### Goal
Reproduce all entries precisely, down to the last character.

### Material supplied
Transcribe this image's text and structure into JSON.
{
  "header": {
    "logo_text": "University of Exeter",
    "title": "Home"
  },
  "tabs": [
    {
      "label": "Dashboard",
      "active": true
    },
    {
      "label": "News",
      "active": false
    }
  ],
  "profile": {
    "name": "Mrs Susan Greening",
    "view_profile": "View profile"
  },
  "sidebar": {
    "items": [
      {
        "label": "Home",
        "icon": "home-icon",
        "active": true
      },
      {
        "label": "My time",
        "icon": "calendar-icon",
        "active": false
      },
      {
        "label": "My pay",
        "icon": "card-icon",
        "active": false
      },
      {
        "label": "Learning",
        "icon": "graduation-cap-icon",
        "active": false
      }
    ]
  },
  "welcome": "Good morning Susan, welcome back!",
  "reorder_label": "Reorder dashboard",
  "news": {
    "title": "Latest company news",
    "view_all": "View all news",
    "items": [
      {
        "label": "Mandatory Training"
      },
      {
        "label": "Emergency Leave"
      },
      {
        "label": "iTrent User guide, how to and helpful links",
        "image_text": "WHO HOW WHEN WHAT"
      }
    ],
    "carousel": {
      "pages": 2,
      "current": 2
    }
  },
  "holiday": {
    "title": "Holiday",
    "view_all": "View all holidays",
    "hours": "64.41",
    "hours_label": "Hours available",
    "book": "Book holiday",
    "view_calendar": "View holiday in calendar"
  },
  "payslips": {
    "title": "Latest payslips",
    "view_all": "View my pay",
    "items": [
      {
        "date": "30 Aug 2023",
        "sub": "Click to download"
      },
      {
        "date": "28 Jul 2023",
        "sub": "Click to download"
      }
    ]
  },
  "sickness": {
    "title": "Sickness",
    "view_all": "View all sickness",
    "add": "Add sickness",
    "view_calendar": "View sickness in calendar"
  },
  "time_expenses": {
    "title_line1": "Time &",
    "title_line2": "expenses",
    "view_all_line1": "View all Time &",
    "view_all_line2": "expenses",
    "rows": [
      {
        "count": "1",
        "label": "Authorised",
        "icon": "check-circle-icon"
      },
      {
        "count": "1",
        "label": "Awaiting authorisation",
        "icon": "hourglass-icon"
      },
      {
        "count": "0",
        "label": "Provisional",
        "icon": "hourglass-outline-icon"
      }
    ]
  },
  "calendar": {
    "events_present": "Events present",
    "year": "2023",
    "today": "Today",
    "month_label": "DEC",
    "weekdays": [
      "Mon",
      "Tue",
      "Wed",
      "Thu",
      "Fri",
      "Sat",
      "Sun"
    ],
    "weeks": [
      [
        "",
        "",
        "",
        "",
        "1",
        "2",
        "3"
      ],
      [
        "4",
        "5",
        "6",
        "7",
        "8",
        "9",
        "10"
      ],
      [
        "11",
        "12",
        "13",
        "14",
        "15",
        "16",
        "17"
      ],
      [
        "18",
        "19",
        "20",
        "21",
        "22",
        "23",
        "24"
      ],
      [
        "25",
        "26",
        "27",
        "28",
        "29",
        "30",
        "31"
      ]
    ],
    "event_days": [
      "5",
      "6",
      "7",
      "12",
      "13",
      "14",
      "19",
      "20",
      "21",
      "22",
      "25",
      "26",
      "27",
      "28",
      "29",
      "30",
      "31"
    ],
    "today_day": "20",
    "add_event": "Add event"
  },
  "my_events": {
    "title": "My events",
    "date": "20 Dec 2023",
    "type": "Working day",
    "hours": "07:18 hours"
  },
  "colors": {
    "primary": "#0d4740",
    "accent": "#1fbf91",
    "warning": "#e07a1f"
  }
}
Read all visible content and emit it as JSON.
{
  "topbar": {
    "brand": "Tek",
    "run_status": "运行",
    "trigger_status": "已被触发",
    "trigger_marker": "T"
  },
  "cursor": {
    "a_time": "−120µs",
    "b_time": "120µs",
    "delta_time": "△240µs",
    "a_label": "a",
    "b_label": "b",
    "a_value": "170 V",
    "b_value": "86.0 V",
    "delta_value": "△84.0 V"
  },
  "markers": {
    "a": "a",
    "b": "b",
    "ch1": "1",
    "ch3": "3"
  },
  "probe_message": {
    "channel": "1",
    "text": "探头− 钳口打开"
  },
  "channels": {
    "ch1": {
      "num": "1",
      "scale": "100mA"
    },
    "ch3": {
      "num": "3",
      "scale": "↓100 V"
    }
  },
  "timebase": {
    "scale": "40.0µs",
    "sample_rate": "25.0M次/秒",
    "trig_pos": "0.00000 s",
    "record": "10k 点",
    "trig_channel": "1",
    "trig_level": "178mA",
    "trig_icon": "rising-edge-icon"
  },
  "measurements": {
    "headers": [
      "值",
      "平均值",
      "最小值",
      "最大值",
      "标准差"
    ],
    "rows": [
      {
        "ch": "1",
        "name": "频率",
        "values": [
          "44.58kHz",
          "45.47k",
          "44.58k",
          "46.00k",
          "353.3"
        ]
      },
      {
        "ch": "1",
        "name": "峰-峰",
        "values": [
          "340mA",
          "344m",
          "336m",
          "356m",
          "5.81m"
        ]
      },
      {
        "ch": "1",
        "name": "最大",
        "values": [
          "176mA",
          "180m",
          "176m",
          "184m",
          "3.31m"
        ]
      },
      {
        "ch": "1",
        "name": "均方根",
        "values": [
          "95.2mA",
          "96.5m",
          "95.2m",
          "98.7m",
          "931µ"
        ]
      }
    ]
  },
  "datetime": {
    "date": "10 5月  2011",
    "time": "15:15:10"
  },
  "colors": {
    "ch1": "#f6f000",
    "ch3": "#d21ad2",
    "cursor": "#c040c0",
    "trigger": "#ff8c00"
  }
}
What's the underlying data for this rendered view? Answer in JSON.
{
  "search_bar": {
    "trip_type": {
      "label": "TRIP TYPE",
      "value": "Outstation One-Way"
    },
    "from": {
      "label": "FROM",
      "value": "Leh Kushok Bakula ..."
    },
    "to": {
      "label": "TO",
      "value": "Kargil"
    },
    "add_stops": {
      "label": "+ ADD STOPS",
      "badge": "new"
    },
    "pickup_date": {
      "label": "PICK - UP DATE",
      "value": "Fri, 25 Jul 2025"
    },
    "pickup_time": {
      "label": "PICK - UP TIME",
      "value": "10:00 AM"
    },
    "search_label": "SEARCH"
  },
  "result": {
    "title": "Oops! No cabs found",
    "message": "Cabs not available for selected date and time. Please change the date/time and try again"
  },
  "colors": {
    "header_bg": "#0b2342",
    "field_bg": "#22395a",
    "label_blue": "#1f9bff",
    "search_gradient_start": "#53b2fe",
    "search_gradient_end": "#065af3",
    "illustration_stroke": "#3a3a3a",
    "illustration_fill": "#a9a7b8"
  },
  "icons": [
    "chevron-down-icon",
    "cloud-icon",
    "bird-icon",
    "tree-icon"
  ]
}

### Solution to this problem
Transcribe this image's text and structure into JSON.
{
  "header": {
    "logo_text": "University of Exeter",
    "title": "Home"
  },
  "tabs": [
    {
      "label": "Dashboard",
      "active": true
    },
    {
      "label": "News",
      "active": false
    }
  ],
  "profile": {
    "name": "Mrs Susan Greening",
    "view_profile": "View profile"
  },
  "sidebar": {
    "items": [
      {
        "label": "Home",
        "icon": "home-icon",
        "active": true
      },
      {
        "label": "My time",
        "icon": "calendar-icon",
        "active": false
      },
      {
        "label": "My pay",
        "icon": "card-icon",
        "active": false
      },
      {
        "label": "Learning",
        "icon": "graduation-cap-icon",
        "active": false
      }
    ]
  },
  "welcome": "Good morning Susan, welcome back!",
  "reorder_label": "Reorder dashboard",
  "news": {
    "title": "Latest company news",
    "view_all": "View all news",
    "items": [
      {
        "label": "Mandatory Training"
      },
      {
        "label": "Emergency Leave"
      },
      {
        "label": "iTrent User guide, how to and helpful links",
        "image_text": "WHO HOW WHEN WHAT"
      }
    ],
    "carousel": {
      "pages": 2,
      "current": 2
    }
  },
  "holiday": {
    "title": "Holiday",
    "view_all": "View all holidays",
    "hours": "64.41",
    "hours_label": "Hours available",
    "book": "Book holiday",
    "view_calendar": "View holiday in calendar"
  },
  "payslips": {
    "title": "Latest payslips",
    "view_all": "View my pay",
    "items": [
      {
        "date": "30 Aug 2023",
        "sub": "Click to download"
      },
      {
        "date": "28 Jul 2023",
        "sub": "Click to download"
      }
    ]
  },
  "sickness": {
    "title": "Sickness",
    "view_all": "View all sickness",
    "add": "Add sickness",
    "view_calendar": "View sickness in calendar"
  },
  "time_expenses": {
    "title_line1": "Time &",
    "title_line2": "expenses",
    "view_all_line1": "View all Time &",
    "view_all_line2": "expenses",
    "rows": [
      {
        "count": "1",
        "label": "Authorised",
        "icon": "check-circle-icon"
      },
      {
        "count": "1",
        "label": "Awaiting authorisation",
        "icon": "hourglass-icon"
      },
      {
        "count": "0",
        "label": "Provisional",
        "icon": "hourglass-outline-icon"
      }
    ]
  },
  "calendar": {
    "events_present": "Events present",
    "year": "2023",
    "today": "Today",
    "month_label": "DEC",
    "weekdays": [
      "Mon",
      "Tue",
      "Wed",
      "Thu",
      "Fri",
      "Sat",
      "Sun"
    ],
    "weeks": [
      [
        "",
        "",
        "",
        "",
        "1",
        "2",
        "3"
      ],
      [
        "4",
        "5",
        "6",
        "7",
        "8",
        "9",
        "10"
      ],
      [
        "11",
        "12",
        "13",
        "14",
        "15",
        "16",
        "17"
      ],
      [
        "18",
        "19",
        "20",
        "21",
        "22",
        "23",
        "24"
      ],
      [
        "25",
        "26",
        "27",
        "28",
        "29",
        "30",
        "31"
      ]
    ],
    "event_days": [
      "5",
      "6",
      "7",
      "12",
      "13",
      "14",
      "19",
      "20",
      "21",
      "22",
      "25",
      "26",
      "27",
      "28",
      "29",
      "30",
      "31"
    ],
    "today_day": "20",
    "add_event": "Add event"
  },
  "my_events": {
    "title": "My events",
    "date": "20 Dec 2023",
    "type": "Working day",
    "hours": "07:18 hours"
  },
  "colors": {
    "primary": "#0d4740",
    "accent": "#1fbf91",
    "warning": "#e07a1f"
  }
}
Read all visible content and emit it as JSON.
{
  "topbar": {
    "brand": "Tek",
    "run_status": "运行",
    "trigger_status": "已被触发",
    "trigger_marker": "T"
  },
  "cursor": {
    "a_time": "−120µs",
    "b_time": "120µs",
    "delta_time": "△240µs",
    "a_label": "a",
    "b_label": "b",
    "a_value": "170 V",
    "b_value": "86.0 V",
    "delta_value": "△84.0 V"
  },
  "markers": {
    "a": "a",
    "b": "b",
    "ch1": "1",
    "ch3": "3"
  },
  "probe_message": {
    "channel": "1",
    "text": "探头− 钳口打开"
  },
  "channels": {
    "ch1": {
      "num": "1",
      "scale": "100mA"
    },
    "ch3": {
      "num": "3",
      "scale": "↓100 V"
    }
  },
  "timebase": {
    "scale": "40.0µs",
    "sample_rate": "25.0M次/秒",
    "trig_pos": "0.00000 s",
    "record": "10k 点",
    "trig_channel": "1",
    "trig_level": "178mA",
    "trig_icon": "rising-edge-icon"
  },
  "measurements": {
    "headers": [
      "值",
      "平均值",
      "最小值",
      "最大值",
      "标准差"
    ],
    "rows": [
      {
        "ch": "1",
        "name": "频率",
        "values": [
          "44.58kHz",
          "45.47k",
          "44.58k",
          "46.00k",
          "353.3"
        ]
      },
      {
        "ch": "1",
        "name": "峰-峰",
        "values": [
          "340mA",
          "344m",
          "336m",
          "356m",
          "5.81m"
        ]
      },
      {
        "ch": "1",
        "name": "最大",
        "values": [
          "176mA",
          "180m",
          "176m",
          "184m",
          "3.31m"
        ]
      },
      {
        "ch": "1",
        "name": "均方根",
        "values": [
          "95.2mA",
          "96.5m",
          "95.2m",
          "98.7m",
          "931µ"
        ]
      }
    ]
  },
  "datetime": {
    "date": "10 5月  2011",
    "time": "15:15:10"
  },
  "colors": {
    "ch1": "#f6f000",
    "ch3": "#d21ad2",
    "cursor": "#c040c0",
    "trigger": "#ff8c00"
  }
}
What's the underlying data for this rendered view? Answer in JSON.
{
  "search_bar": {
    "trip_type": {
      "label": "TRIP TYPE",
      "value": "Outstation One-Way"
    },
    "from": {
      "label": "FROM",
      "value": "Leh Kushok Bakula ..."
    },
    "to": {
      "label": "TO",
      "value": "Kargil"
    },
    "add_stops": {
      "label": "+ ADD STOPS",
      "badge": "new"
    },
    "pickup_date": {
      "label": "PICK - UP DATE",
      "value": "Fri, 25 Jul 2025"
    },
    "pickup_time": {
      "label": "PICK - UP TIME",
      "value": "10:00 AM"
    },
    "search_label": "SEARCH"
  },
  "result": {
    "title": "Oops! No cabs found",
    "message": "Cabs not available for selected date and time. Please change the date/time and try again"
  },
  "colors": {
    "header_bg": "#0b2342",
    "field_bg": "#22395a",
    "label_blue": "#1f9bff",
    "search_gradient_start": "#53b2fe",
    "search_gradient_end": "#065af3",
    "illustration_stroke": "#3a3a3a",
    "illustration_fill": "#a9a7b8"
  },
  "icons": [
    "chevron-down-icon",
    "cloud-icon",
    "bird-icon",
    "tree-icon"
  ]
}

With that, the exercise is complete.